Every entry must be echoed exactly.
───── Material supplied ─────
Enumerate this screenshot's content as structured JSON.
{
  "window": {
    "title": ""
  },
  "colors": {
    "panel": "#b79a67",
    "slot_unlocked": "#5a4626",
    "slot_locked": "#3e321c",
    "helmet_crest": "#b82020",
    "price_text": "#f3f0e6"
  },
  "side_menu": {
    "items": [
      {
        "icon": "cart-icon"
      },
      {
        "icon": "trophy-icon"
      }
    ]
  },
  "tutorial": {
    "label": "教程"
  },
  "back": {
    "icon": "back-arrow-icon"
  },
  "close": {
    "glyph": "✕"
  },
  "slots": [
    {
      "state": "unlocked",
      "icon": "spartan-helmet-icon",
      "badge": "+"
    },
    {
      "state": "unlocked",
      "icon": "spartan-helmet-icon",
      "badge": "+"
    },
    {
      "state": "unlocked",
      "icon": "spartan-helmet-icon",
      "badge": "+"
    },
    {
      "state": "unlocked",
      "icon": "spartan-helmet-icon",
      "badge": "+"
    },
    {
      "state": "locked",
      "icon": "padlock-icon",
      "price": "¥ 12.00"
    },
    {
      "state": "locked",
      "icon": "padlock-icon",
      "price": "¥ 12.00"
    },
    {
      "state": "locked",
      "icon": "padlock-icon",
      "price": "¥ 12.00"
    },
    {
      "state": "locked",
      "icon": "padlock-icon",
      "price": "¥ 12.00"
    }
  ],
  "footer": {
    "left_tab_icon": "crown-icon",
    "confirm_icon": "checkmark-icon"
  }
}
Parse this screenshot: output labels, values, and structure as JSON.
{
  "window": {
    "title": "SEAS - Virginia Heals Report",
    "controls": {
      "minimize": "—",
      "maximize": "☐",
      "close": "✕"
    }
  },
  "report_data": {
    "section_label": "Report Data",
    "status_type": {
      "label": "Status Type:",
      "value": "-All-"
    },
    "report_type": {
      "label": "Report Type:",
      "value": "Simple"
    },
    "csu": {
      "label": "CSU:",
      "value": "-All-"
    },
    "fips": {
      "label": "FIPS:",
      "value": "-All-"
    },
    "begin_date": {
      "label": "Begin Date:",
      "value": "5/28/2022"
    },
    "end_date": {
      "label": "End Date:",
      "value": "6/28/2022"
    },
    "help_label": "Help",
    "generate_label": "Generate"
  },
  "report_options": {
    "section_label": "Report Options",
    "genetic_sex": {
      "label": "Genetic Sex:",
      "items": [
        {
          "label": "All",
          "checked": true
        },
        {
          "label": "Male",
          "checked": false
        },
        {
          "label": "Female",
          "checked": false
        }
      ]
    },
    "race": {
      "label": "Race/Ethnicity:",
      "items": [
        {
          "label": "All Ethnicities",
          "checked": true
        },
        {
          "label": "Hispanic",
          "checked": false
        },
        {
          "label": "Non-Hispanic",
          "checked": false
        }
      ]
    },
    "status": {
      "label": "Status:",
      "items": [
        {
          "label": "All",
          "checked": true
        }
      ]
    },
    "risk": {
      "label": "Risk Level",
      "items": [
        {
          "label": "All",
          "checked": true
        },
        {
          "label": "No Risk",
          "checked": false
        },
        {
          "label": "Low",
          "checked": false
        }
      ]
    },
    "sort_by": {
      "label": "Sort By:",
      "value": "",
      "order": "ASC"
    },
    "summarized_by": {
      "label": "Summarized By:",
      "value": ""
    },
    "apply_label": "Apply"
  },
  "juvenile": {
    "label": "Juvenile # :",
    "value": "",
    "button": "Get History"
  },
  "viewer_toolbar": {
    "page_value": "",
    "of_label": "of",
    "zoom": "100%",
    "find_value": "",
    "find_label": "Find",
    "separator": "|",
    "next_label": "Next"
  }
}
─────
**Output of the task**.
Enumerate this screenshot's content as structured JSON.
{
  "window": {
    "title": ""
  },
  "colors": {
    "panel": "#b79a67",
    "slot_unlocked": "#5a4626",
    "slot_locked": "#3e321c",
    "helmet_crest": "#b82020",
    "price_text": "#f3f0e6"
  },
  "side_menu": {
    "items": [
      {
        "icon": "cart-icon"
      },
      {
        "icon": "trophy-icon"
      }
    ]
  },
  "tutorial": {
    "label": "教程"
  },
  "back": {
    "icon": "back-arrow-icon"
  },
  "close": {
    "glyph": "✕"
  },
  "slots": [
    {
      "state": "unlocked",
      "icon": "spartan-helmet-icon",
      "badge": "+"
    },
    {
      "state": "unlocked",
      "icon": "spartan-helmet-icon",
      "badge": "+"
    },
    {
      "state": "unlocked",
      "icon": "spartan-helmet-icon",
      "badge": "+"
    },
    {
      "state": "unlocked",
      "icon": "spartan-helmet-icon",
      "badge": "+"
    },
    {
      "state": "locked",
      "icon": "padlock-icon",
      "price": "¥ 12.00"
    },
    {
      "state": "locked",
      "icon": "padlock-icon",
      "price": "¥ 12.00"
    },
    {
      "state": "locked",
      "icon": "padlock-icon",
      "price": "¥ 12.00"
    },
    {
      "state": "locked",
      "icon": "padlock-icon",
      "price": "¥ 12.00"
    }
  ],
  "footer": {
    "left_tab_icon": "crown-icon",
    "confirm_icon": "checkmark-icon"
  }
}
Parse this screenshot: output labels, values, and structure as JSON.
{
  "window": {
    "title": "SEAS - Virginia Heals Report",
    "controls": {
      "minimize": "—",
      "maximize": "☐",
      "close": "✕"
    }
  },
  "report_data": {
    "section_label": "Report Data",
    "status_type": {
      "label": "Status Type:",
      "value": "-All-"
    },
    "report_type": {
      "label": "Report Type:",
      "value": "Simple"
    },
    "csu": {
      "label": "CSU:",
      "value": "-All-"
    },
    "fips": {
      "label": "FIPS:",
      "value": "-All-"
    },
    "begin_date": {
      "label": "Begin Date:",
      "value": "5/28/2022"
    },
    "end_date": {
      "label": "End Date:",
      "value": "6/28/2022"
    },
    "help_label": "Help",
    "generate_label": "Generate"
  },
  "report_options": {
    "section_label": "Report Options",
    "genetic_sex": {
      "label": "Genetic Sex:",
      "items": [
        {
          "label": "All",
          "checked": true
        },
        {
          "label": "Male",
          "checked": false
        },
        {
          "label": "Female",
          "checked": false
        }
      ]
    },
    "race": {
      "label": "Race/Ethnicity:",
      "items": [
        {
          "label": "All Ethnicities",
          "checked": true
        },
        {
          "label": "Hispanic",
          "checked": false
        },
        {
          "label": "Non-Hispanic",
          "checked": false
        }
      ]
    },
    "status": {
      "label": "Status:",
      "items": [
        {
          "label": "All",
          "checked": true
        }
      ]
    },
    "risk": {
      "label": "Risk Level",
      "items": [
        {
          "label": "All",
          "checked": true
        },
        {
          "label": "No Risk",
          "checked": false
        },
        {
          "label": "Low",
          "checked": false
        }
      ]
    },
    "sort_by": {
      "label": "Sort By:",
      "value": "",
      "order": "ASC"
    },
    "summarized_by": {
      "label": "Summarized By:",
      "value": ""
    },
    "apply_label": "Apply"
  },
  "juvenile": {
    "label": "Juvenile # :",
    "value": "",
    "button": "Get History"
  },
  "viewer_toolbar": {
    "page_value": "",
    "of_label": "of",
    "zoom": "100%",
    "find_value": "",
    "find_label": "Find",
    "separator": "|",
    "next_label": "Next"
  }
}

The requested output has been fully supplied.